Raw records
----
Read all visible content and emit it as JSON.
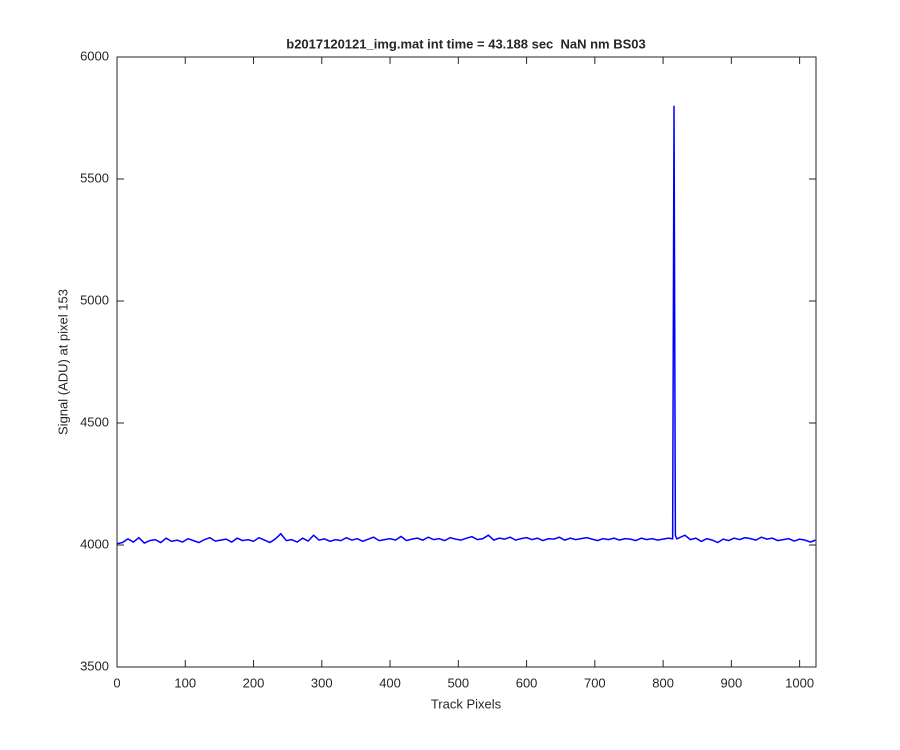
{
  "chart_data": {
    "type": "line",
    "title": "b2017120121_img.mat int time = 43.188 sec  NaN nm BS03",
    "x_label": "Track Pixels",
    "y_label": "Signal (ADU) at pixel 153",
    "xlim": [
      0,
      1024
    ],
    "ylim": [
      3500,
      6000
    ],
    "xticks": [
      0,
      100,
      200,
      300,
      400,
      500,
      600,
      700,
      800,
      900,
      1000
    ],
    "yticks": [
      3500,
      4000,
      4500,
      5000,
      5500,
      6000
    ],
    "x": [
      0,
      8,
      16,
      24,
      32,
      40,
      48,
      56,
      64,
      72,
      80,
      88,
      96,
      104,
      112,
      120,
      128,
      136,
      144,
      152,
      160,
      168,
      176,
      184,
      192,
      200,
      208,
      216,
      224,
      232,
      240,
      248,
      256,
      264,
      272,
      280,
      288,
      296,
      304,
      312,
      320,
      328,
      336,
      344,
      352,
      360,
      368,
      376,
      384,
      392,
      400,
      408,
      416,
      424,
      432,
      440,
      448,
      456,
      464,
      472,
      480,
      488,
      496,
      504,
      512,
      520,
      528,
      536,
      544,
      552,
      560,
      568,
      576,
      584,
      592,
      600,
      608,
      616,
      624,
      632,
      640,
      648,
      656,
      664,
      672,
      680,
      688,
      696,
      704,
      712,
      720,
      728,
      736,
      744,
      752,
      760,
      768,
      776,
      784,
      792,
      800,
      808,
      814,
      816,
      818,
      820,
      824,
      832,
      840,
      848,
      856,
      864,
      872,
      880,
      888,
      896,
      904,
      912,
      920,
      928,
      936,
      944,
      952,
      960,
      968,
      976,
      984,
      992,
      1000,
      1008,
      1016,
      1023
    ],
    "series": [
      {
        "name": "signal",
        "color": "#0000ff",
        "values": [
          4005,
          4010,
          4025,
          4012,
          4030,
          4008,
          4018,
          4022,
          4010,
          4028,
          4015,
          4020,
          4012,
          4026,
          4018,
          4010,
          4022,
          4030,
          4016,
          4020,
          4024,
          4012,
          4028,
          4018,
          4022,
          4015,
          4030,
          4020,
          4010,
          4025,
          4046,
          4018,
          4022,
          4012,
          4028,
          4016,
          4040,
          4020,
          4025,
          4015,
          4022,
          4018,
          4030,
          4020,
          4026,
          4015,
          4024,
          4032,
          4018,
          4022,
          4026,
          4020,
          4035,
          4018,
          4024,
          4028,
          4020,
          4032,
          4022,
          4026,
          4018,
          4030,
          4024,
          4020,
          4028,
          4034,
          4022,
          4026,
          4040,
          4020,
          4028,
          4024,
          4032,
          4020,
          4026,
          4030,
          4022,
          4028,
          4018,
          4026,
          4024,
          4032,
          4020,
          4028,
          4022,
          4026,
          4030,
          4024,
          4018,
          4026,
          4022,
          4028,
          4020,
          4026,
          4024,
          4018,
          4028,
          4022,
          4026,
          4020,
          4024,
          4028,
          4025,
          5800,
          4040,
          4025,
          4030,
          4040,
          4022,
          4028,
          4015,
          4026,
          4020,
          4010,
          4024,
          4018,
          4028,
          4022,
          4030,
          4026,
          4020,
          4032,
          4024,
          4028,
          4018,
          4022,
          4026,
          4016,
          4024,
          4020,
          4012,
          4020
        ]
      }
    ]
  }
}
----
● **Instructions for the task**
Quote the listing above in full, except for the pictures.

● **Result of the exercise**
Read all visible content and emit it as JSON.
{
  "chart_data": {
    "type": "line",
    "title": "b2017120121_img.mat int time = 43.188 sec  NaN nm BS03",
    "x_label": "Track Pixels",
    "y_label": "Signal (ADU) at pixel 153",
    "xlim": [
      0,
      1024
    ],
    "ylim": [
      3500,
      6000
    ],
    "xticks": [
      0,
      100,
      200,
      300,
      400,
      500,
      600,
      700,
      800,
      900,
      1000
    ],
    "yticks": [
      3500,
      4000,
      4500,
      5000,
      5500,
      6000
    ],
    "x": [
      0,
      8,
      16,
      24,
      32,
      40,
      48,
      56,
      64,
      72,
      80,
      88,
      96,
      104,
      112,
      120,
      128,
      136,
      144,
      152,
      160,
      168,
      176,
      184,
      192,
      200,
      208,
      216,
      224,
      232,
      240,
      248,
      256,
      264,
      272,
      280,
      288,
      296,
      304,
      312,
      320,
      328,
      336,
      344,
      352,
      360,
      368,
      376,
      384,
      392,
      400,
      408,
      416,
      424,
      432,
      440,
      448,
      456,
      464,
      472,
      480,
      488,
      496,
      504,
      512,
      520,
      528,
      536,
      544,
      552,
      560,
      568,
      576,
      584,
      592,
      600,
      608,
      616,
      624,
      632,
      640,
      648,
      656,
      664,
      672,
      680,
      688,
      696,
      704,
      712,
      720,
      728,
      736,
      744,
      752,
      760,
      768,
      776,
      784,
      792,
      800,
      808,
      814,
      816,
      818,
      820,
      824,
      832,
      840,
      848,
      856,
      864,
      872,
      880,
      888,
      896,
      904,
      912,
      920,
      928,
      936,
      944,
      952,
      960,
      968,
      976,
      984,
      992,
      1000,
      1008,
      1016,
      1023
    ],
    "series": [
      {
        "name": "signal",
        "color": "#0000ff",
        "values": [
          4005,
          4010,
          4025,
          4012,
          4030,
          4008,
          4018,
          4022,
          4010,
          4028,
          4015,
          4020,
          4012,
          4026,
          4018,
          4010,
          4022,
          4030,
          4016,
          4020,
          4024,
          4012,
          4028,
          4018,
          4022,
          4015,
          4030,
          4020,
          4010,
          4025,
          4046,
          4018,
          4022,
          4012,
          4028,
          4016,
          4040,
          4020,
          4025,
          4015,
          4022,
          4018,
          4030,
          4020,
          4026,
          4015,
          4024,
          4032,
          4018,
          4022,
          4026,
          4020,
          4035,
          4018,
          4024,
          4028,
          4020,
          4032,
          4022,
          4026,
          4018,
          4030,
          4024,
          4020,
          4028,
          4034,
          4022,
          4026,
          4040,
          4020,
          4028,
          4024,
          4032,
          4020,
          4026,
          4030,
          4022,
          4028,
          4018,
          4026,
          4024,
          4032,
          4020,
          4028,
          4022,
          4026,
          4030,
          4024,
          4018,
          4026,
          4022,
          4028,
          4020,
          4026,
          4024,
          4018,
          4028,
          4022,
          4026,
          4020,
          4024,
          4028,
          4025,
          5800,
          4040,
          4025,
          4030,
          4040,
          4022,
          4028,
          4015,
          4026,
          4020,
          4010,
          4024,
          4018,
          4028,
          4022,
          4030,
          4026,
          4020,
          4032,
          4024,
          4028,
          4018,
          4022,
          4026,
          4016,
          4024,
          4020,
          4012,
          4020
        ]
      }
    ]
  }
}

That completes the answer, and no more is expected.